- [Listing]:
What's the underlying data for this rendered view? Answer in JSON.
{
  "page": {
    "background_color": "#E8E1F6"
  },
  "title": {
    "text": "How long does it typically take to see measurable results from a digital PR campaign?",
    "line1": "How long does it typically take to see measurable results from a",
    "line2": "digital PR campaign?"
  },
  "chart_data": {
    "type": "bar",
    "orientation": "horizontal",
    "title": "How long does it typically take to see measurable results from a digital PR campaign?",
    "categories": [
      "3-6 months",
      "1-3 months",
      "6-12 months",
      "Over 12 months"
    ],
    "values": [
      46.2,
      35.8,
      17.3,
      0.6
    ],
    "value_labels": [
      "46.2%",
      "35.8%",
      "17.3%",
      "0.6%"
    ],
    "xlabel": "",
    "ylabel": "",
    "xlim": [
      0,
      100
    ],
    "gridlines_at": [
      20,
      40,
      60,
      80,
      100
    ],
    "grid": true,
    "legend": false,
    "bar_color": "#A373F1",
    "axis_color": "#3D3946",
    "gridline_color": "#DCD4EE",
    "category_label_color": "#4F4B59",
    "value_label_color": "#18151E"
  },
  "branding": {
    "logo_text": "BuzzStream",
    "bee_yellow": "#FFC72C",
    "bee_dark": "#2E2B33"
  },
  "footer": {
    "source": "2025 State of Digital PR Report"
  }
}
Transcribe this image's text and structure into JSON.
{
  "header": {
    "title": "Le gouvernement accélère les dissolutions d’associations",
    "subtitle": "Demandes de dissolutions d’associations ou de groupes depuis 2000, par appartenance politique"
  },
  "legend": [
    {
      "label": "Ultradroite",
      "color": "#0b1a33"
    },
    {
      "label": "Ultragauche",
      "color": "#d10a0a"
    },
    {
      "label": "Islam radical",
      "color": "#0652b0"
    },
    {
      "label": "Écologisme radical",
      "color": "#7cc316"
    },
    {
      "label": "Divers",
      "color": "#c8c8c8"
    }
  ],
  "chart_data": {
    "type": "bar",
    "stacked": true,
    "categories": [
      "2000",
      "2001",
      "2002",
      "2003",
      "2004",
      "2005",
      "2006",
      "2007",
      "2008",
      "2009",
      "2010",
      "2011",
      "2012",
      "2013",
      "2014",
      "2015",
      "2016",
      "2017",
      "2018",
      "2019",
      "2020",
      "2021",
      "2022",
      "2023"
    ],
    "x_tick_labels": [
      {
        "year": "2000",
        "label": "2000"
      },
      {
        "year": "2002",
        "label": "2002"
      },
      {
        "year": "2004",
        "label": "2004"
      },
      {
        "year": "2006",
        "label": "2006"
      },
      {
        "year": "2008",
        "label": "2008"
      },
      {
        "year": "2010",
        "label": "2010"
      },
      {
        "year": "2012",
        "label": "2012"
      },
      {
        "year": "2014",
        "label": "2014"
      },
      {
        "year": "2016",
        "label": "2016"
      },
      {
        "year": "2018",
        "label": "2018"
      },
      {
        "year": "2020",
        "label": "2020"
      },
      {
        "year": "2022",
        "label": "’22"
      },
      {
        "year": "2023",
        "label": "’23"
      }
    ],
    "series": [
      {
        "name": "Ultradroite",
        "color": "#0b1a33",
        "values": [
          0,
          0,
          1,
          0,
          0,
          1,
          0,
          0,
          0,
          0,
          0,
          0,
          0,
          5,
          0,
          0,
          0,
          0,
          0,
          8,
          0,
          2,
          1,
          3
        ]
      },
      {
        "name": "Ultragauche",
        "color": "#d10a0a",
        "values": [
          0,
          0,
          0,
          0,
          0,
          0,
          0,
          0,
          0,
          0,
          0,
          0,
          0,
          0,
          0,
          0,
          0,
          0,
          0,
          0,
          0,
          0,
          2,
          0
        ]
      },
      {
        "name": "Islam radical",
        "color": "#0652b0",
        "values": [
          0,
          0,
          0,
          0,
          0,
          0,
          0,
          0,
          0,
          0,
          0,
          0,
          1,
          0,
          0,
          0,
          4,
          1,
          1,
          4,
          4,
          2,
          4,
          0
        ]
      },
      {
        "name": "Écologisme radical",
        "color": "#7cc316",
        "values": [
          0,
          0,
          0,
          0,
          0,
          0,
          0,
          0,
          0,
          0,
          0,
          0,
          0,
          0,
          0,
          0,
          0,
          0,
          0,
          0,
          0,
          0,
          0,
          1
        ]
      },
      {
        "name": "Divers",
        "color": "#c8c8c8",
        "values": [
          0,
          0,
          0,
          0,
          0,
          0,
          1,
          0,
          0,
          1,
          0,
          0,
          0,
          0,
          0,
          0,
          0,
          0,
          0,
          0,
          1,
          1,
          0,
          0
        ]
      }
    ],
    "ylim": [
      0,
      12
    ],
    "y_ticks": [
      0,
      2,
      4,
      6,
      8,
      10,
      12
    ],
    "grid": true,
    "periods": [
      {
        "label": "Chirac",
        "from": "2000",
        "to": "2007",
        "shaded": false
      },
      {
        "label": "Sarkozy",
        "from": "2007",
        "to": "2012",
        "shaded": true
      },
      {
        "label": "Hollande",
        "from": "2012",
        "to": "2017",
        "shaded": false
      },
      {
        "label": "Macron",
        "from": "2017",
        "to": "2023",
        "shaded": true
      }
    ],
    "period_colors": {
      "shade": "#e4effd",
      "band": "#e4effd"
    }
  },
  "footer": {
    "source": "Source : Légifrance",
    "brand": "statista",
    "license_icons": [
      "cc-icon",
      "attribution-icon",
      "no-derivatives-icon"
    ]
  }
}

- [What the task requires]:
Your task is to repeat the data exactly; please include every line.

- [Solved problem]:
What's the underlying data for this rendered view? Answer in JSON.
{
  "page": {
    "background_color": "#E8E1F6"
  },
  "title": {
    "text": "How long does it typically take to see measurable results from a digital PR campaign?",
    "line1": "How long does it typically take to see measurable results from a",
    "line2": "digital PR campaign?"
  },
  "chart_data": {
    "type": "bar",
    "orientation": "horizontal",
    "title": "How long does it typically take to see measurable results from a digital PR campaign?",
    "categories": [
      "3-6 months",
      "1-3 months",
      "6-12 months",
      "Over 12 months"
    ],
    "values": [
      46.2,
      35.8,
      17.3,
      0.6
    ],
    "value_labels": [
      "46.2%",
      "35.8%",
      "17.3%",
      "0.6%"
    ],
    "xlabel": "",
    "ylabel": "",
    "xlim": [
      0,
      100
    ],
    "gridlines_at": [
      20,
      40,
      60,
      80,
      100
    ],
    "grid": true,
    "legend": false,
    "bar_color": "#A373F1",
    "axis_color": "#3D3946",
    "gridline_color": "#DCD4EE",
    "category_label_color": "#4F4B59",
    "value_label_color": "#18151E"
  },
  "branding": {
    "logo_text": "BuzzStream",
    "bee_yellow": "#FFC72C",
    "bee_dark": "#2E2B33"
  },
  "footer": {
    "source": "2025 State of Digital PR Report"
  }
}
Transcribe this image's text and structure into JSON.
{
  "header": {
    "title": "Le gouvernement accélère les dissolutions d’associations",
    "subtitle": "Demandes de dissolutions d’associations ou de groupes depuis 2000, par appartenance politique"
  },
  "legend": [
    {
      "label": "Ultradroite",
      "color": "#0b1a33"
    },
    {
      "label": "Ultragauche",
      "color": "#d10a0a"
    },
    {
      "label": "Islam radical",
      "color": "#0652b0"
    },
    {
      "label": "Écologisme radical",
      "color": "#7cc316"
    },
    {
      "label": "Divers",
      "color": "#c8c8c8"
    }
  ],
  "chart_data": {
    "type": "bar",
    "stacked": true,
    "categories": [
      "2000",
      "2001",
      "2002",
      "2003",
      "2004",
      "2005",
      "2006",
      "2007",
      "2008",
      "2009",
      "2010",
      "2011",
      "2012",
      "2013",
      "2014",
      "2015",
      "2016",
      "2017",
      "2018",
      "2019",
      "2020",
      "2021",
      "2022",
      "2023"
    ],
    "x_tick_labels": [
      {
        "year": "2000",
        "label": "2000"
      },
      {
        "year": "2002",
        "label": "2002"
      },
      {
        "year": "2004",
        "label": "2004"
      },
      {
        "year": "2006",
        "label": "2006"
      },
      {
        "year": "2008",
        "label": "2008"
      },
      {
        "year": "2010",
        "label": "2010"
      },
      {
        "year": "2012",
        "label": "2012"
      },
      {
        "year": "2014",
        "label": "2014"
      },
      {
        "year": "2016",
        "label": "2016"
      },
      {
        "year": "2018",
        "label": "2018"
      },
      {
        "year": "2020",
        "label": "2020"
      },
      {
        "year": "2022",
        "label": "’22"
      },
      {
        "year": "2023",
        "label": "’23"
      }
    ],
    "series": [
      {
        "name": "Ultradroite",
        "color": "#0b1a33",
        "values": [
          0,
          0,
          1,
          0,
          0,
          1,
          0,
          0,
          0,
          0,
          0,
          0,
          0,
          5,
          0,
          0,
          0,
          0,
          0,
          8,
          0,
          2,
          1,
          3
        ]
      },
      {
        "name": "Ultragauche",
        "color": "#d10a0a",
        "values": [
          0,
          0,
          0,
          0,
          0,
          0,
          0,
          0,
          0,
          0,
          0,
          0,
          0,
          0,
          0,
          0,
          0,
          0,
          0,
          0,
          0,
          0,
          2,
          0
        ]
      },
      {
        "name": "Islam radical",
        "color": "#0652b0",
        "values": [
          0,
          0,
          0,
          0,
          0,
          0,
          0,
          0,
          0,
          0,
          0,
          0,
          1,
          0,
          0,
          0,
          4,
          1,
          1,
          4,
          4,
          2,
          4,
          0
        ]
      },
      {
        "name": "Écologisme radical",
        "color": "#7cc316",
        "values": [
          0,
          0,
          0,
          0,
          0,
          0,
          0,
          0,
          0,
          0,
          0,
          0,
          0,
          0,
          0,
          0,
          0,
          0,
          0,
          0,
          0,
          0,
          0,
          1
        ]
      },
      {
        "name": "Divers",
        "color": "#c8c8c8",
        "values": [
          0,
          0,
          0,
          0,
          0,
          0,
          1,
          0,
          0,
          1,
          0,
          0,
          0,
          0,
          0,
          0,
          0,
          0,
          0,
          0,
          1,
          1,
          0,
          0
        ]
      }
    ],
    "ylim": [
      0,
      12
    ],
    "y_ticks": [
      0,
      2,
      4,
      6,
      8,
      10,
      12
    ],
    "grid": true,
    "periods": [
      {
        "label": "Chirac",
        "from": "2000",
        "to": "2007",
        "shaded": false
      },
      {
        "label": "Sarkozy",
        "from": "2007",
        "to": "2012",
        "shaded": true
      },
      {
        "label": "Hollande",
        "from": "2012",
        "to": "2017",
        "shaded": false
      },
      {
        "label": "Macron",
        "from": "2017",
        "to": "2023",
        "shaded": true
      }
    ],
    "period_colors": {
      "shade": "#e4effd",
      "band": "#e4effd"
    }
  },
  "footer": {
    "source": "Source : Légifrance",
    "brand": "statista",
    "license_icons": [
      "cc-icon",
      "attribution-icon",
      "no-derivatives-icon"
    ]
  }
}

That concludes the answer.